/---
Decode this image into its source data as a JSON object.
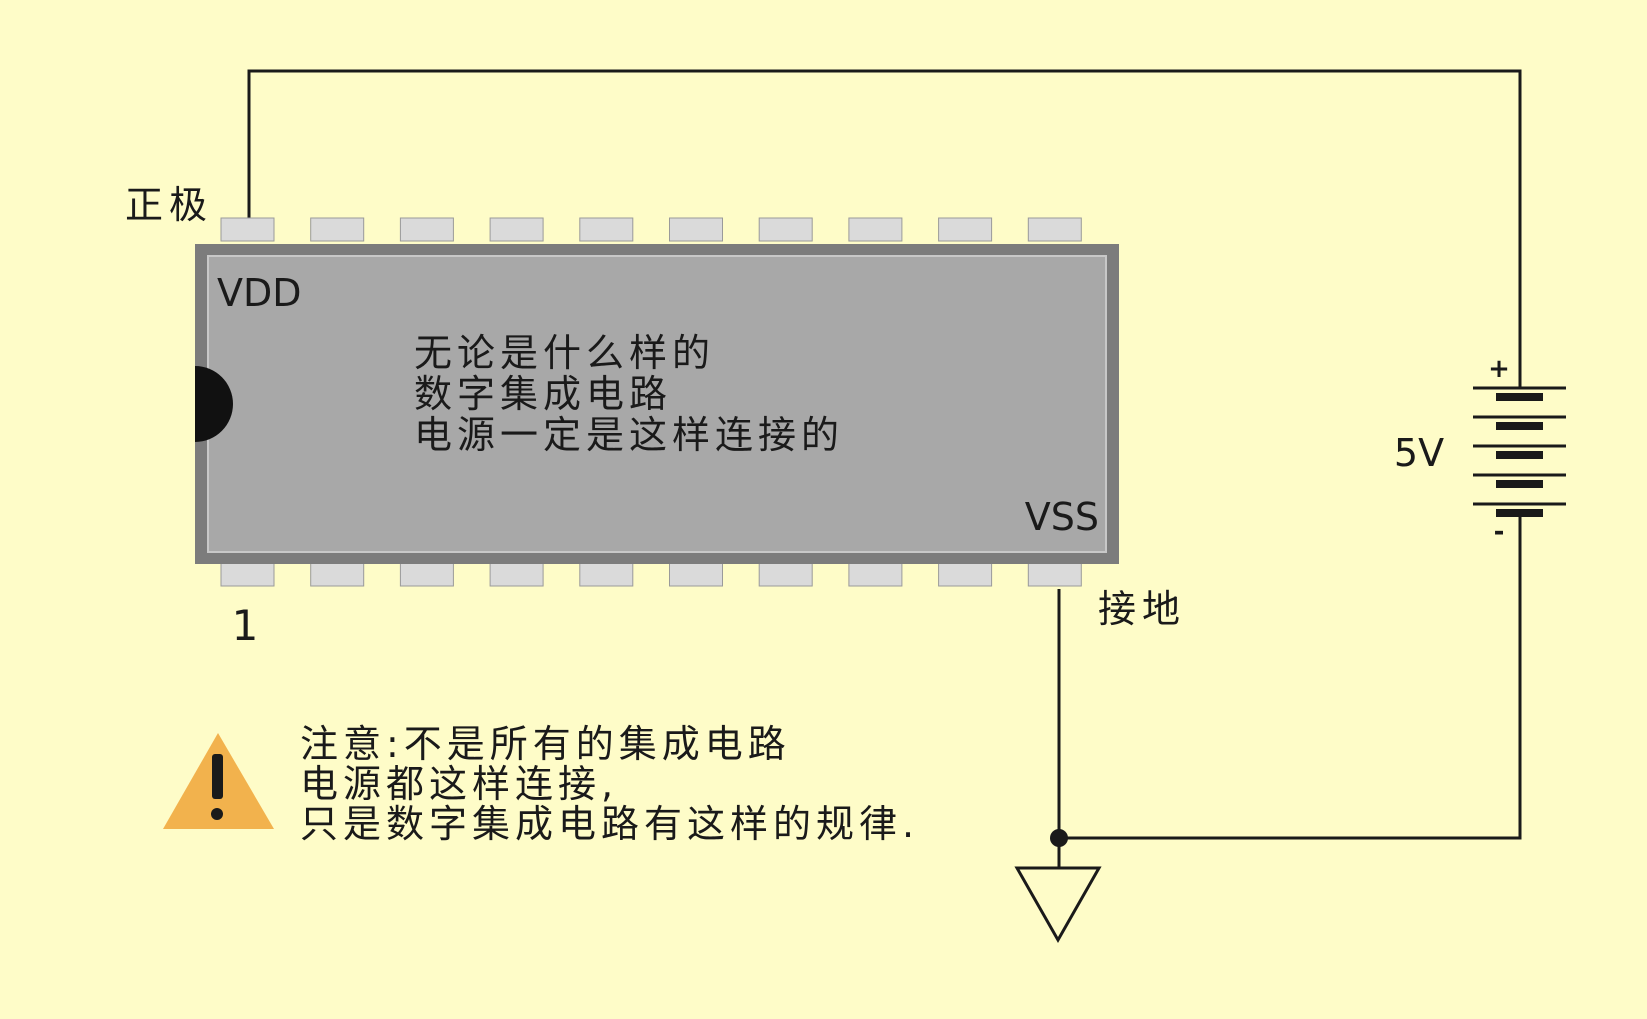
{
  "labels": {
    "positive": "正极",
    "vdd": "VDD",
    "vss": "VSS",
    "ground": "接地",
    "pin1": "1",
    "battery_voltage": "5V",
    "battery_plus": "+",
    "battery_minus": "-"
  },
  "chip_text": [
    "无论是什么样的",
    "数字集成电路",
    "电源一定是这样连接的"
  ],
  "note_text": [
    "注意:不是所有的集成电路",
    "电源都这样连接,",
    "只是数字集成电路有这样的规律."
  ],
  "colors": {
    "background": "#fefcc8",
    "chip_body": "#a8a8a8",
    "chip_border": "#7c7c7c",
    "pin": "#dadada",
    "wire": "#1a1a1a",
    "warning": "#f2b24d"
  },
  "icons": {
    "warning": "warning-triangle-icon",
    "ground": "ground-symbol-icon",
    "battery": "battery-icon"
  },
  "pin_count": 20
}
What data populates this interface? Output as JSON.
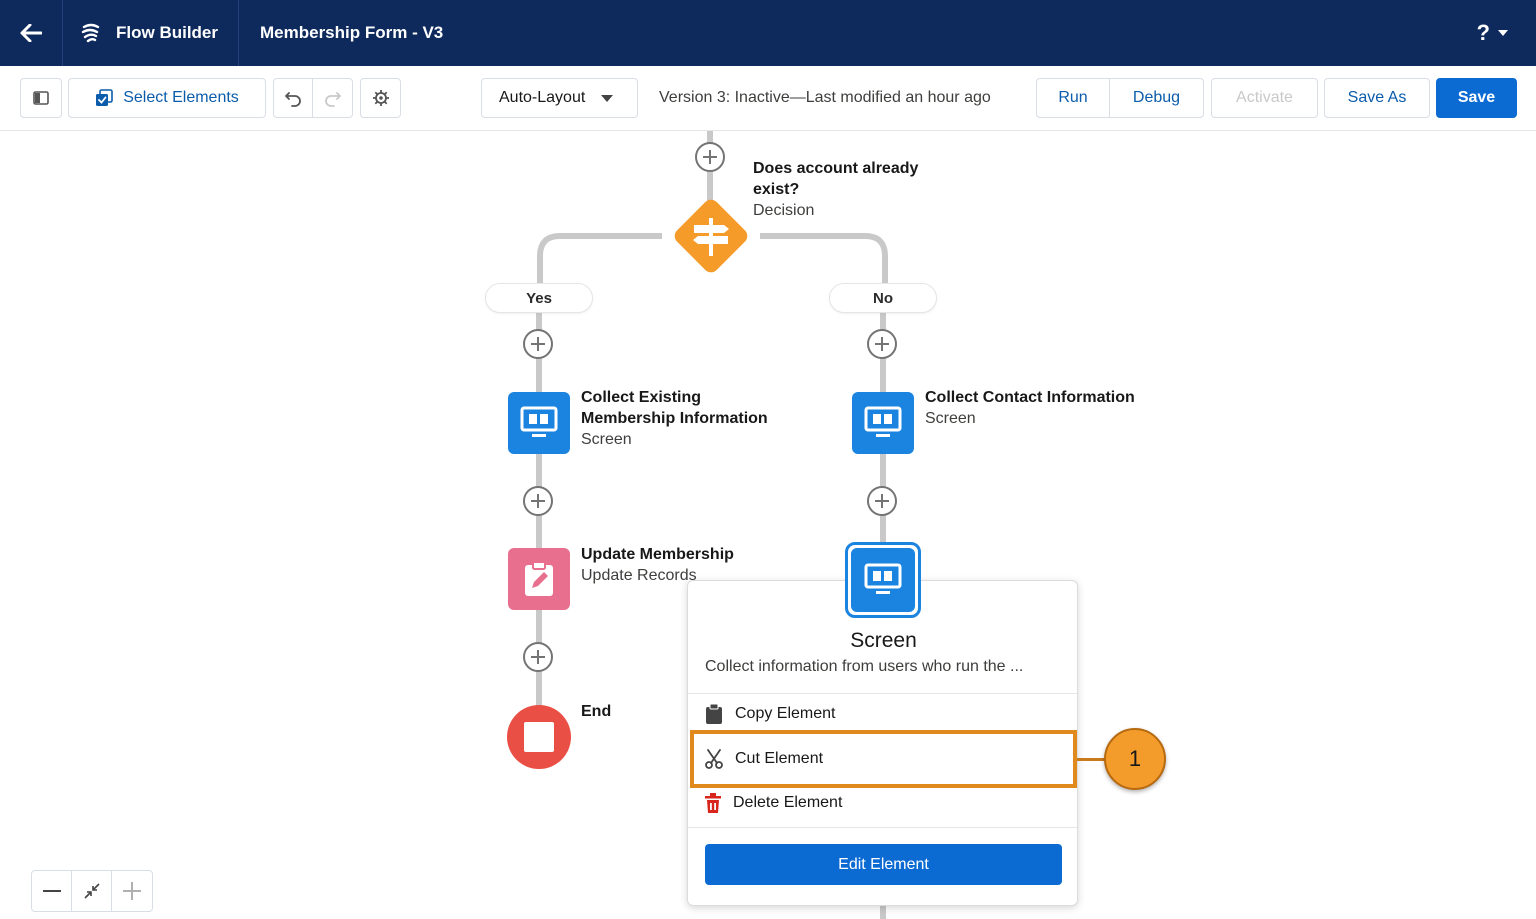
{
  "header": {
    "app_name": "Flow Builder",
    "flow_title": "Membership Form - V3",
    "help": "?"
  },
  "toolbar": {
    "select_elements": "Select Elements",
    "layout_mode": "Auto-Layout",
    "version_status": "Version 3: Inactive—Last modified an hour ago",
    "run": "Run",
    "debug": "Debug",
    "activate": "Activate",
    "save_as": "Save As",
    "save": "Save"
  },
  "flow": {
    "decision": {
      "title_line1": "Does account already",
      "title_line2": "exist?",
      "type": "Decision"
    },
    "branches": {
      "yes": "Yes",
      "no": "No"
    },
    "collect_existing": {
      "title_line1": "Collect Existing",
      "title_line2": "Membership Information",
      "type": "Screen"
    },
    "collect_contact": {
      "title": "Collect Contact Information",
      "type": "Screen"
    },
    "update_membership": {
      "title": "Update Membership",
      "type": "Update Records"
    },
    "end": {
      "title": "End"
    }
  },
  "popover": {
    "title": "Screen",
    "description": "Collect information from users who run the ...",
    "copy": "Copy Element",
    "cut": "Cut Element",
    "delete": "Delete Element",
    "edit": "Edit Element"
  },
  "callout": {
    "number": "1"
  },
  "colors": {
    "header_bg": "#0e2a5c",
    "primary": "#0b6bd3",
    "decision": "#f59b2a",
    "screen": "#1b84e0",
    "update": "#e8708e",
    "end": "#ea4f45",
    "highlight": "#e08a1e"
  }
}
\---
Copy the listing exactly. Any image in it stays out of the copy.

Decode this image into its source data as a JSON object.
{
  "labels": {
    "positive": "正极",
    "vdd": "VDD",
    "vss": "VSS",
    "ground": "接地",
    "pin1": "1",
    "battery_voltage": "5V",
    "battery_plus": "+",
    "battery_minus": "-"
  },
  "chip_text": [
    "无论是什么样的",
    "数字集成电路",
    "电源一定是这样连接的"
  ],
  "note_text": [
    "注意:不是所有的集成电路",
    "电源都这样连接,",
    "只是数字集成电路有这样的规律."
  ],
  "colors": {
    "background": "#fefcc8",
    "chip_body": "#a8a8a8",
    "chip_border": "#7c7c7c",
    "pin": "#dadada",
    "wire": "#1a1a1a",
    "warning": "#f2b24d"
  },
  "icons": {
    "warning": "warning-triangle-icon",
    "ground": "ground-symbol-icon",
    "battery": "battery-icon"
  },
  "pin_count": 20
}
What data populates this interface? Output as JSON.
{
  "header": {
    "app_name": "Flow Builder",
    "flow_title": "Membership Form - V3",
    "help": "?"
  },
  "toolbar": {
    "select_elements": "Select Elements",
    "layout_mode": "Auto-Layout",
    "version_status": "Version 3: Inactive—Last modified an hour ago",
    "run": "Run",
    "debug": "Debug",
    "activate": "Activate",
    "save_as": "Save As",
    "save": "Save"
  },
  "flow": {
    "decision": {
      "title_line1": "Does account already",
      "title_line2": "exist?",
      "type": "Decision"
    },
    "branches": {
      "yes": "Yes",
      "no": "No"
    },
    "collect_existing": {
      "title_line1": "Collect Existing",
      "title_line2": "Membership Information",
      "type": "Screen"
    },
    "collect_contact": {
      "title": "Collect Contact Information",
      "type": "Screen"
    },
    "update_membership": {
      "title": "Update Membership",
      "type": "Update Records"
    },
    "end": {
      "title": "End"
    }
  },
  "popover": {
    "title": "Screen",
    "description": "Collect information from users who run the ...",
    "copy": "Copy Element",
    "cut": "Cut Element",
    "delete": "Delete Element",
    "edit": "Edit Element"
  },
  "callout": {
    "number": "1"
  },
  "colors": {
    "header_bg": "#0e2a5c",
    "primary": "#0b6bd3",
    "decision": "#f59b2a",
    "screen": "#1b84e0",
    "update": "#e8708e",
    "end": "#ea4f45",
    "highlight": "#e08a1e"
  }
}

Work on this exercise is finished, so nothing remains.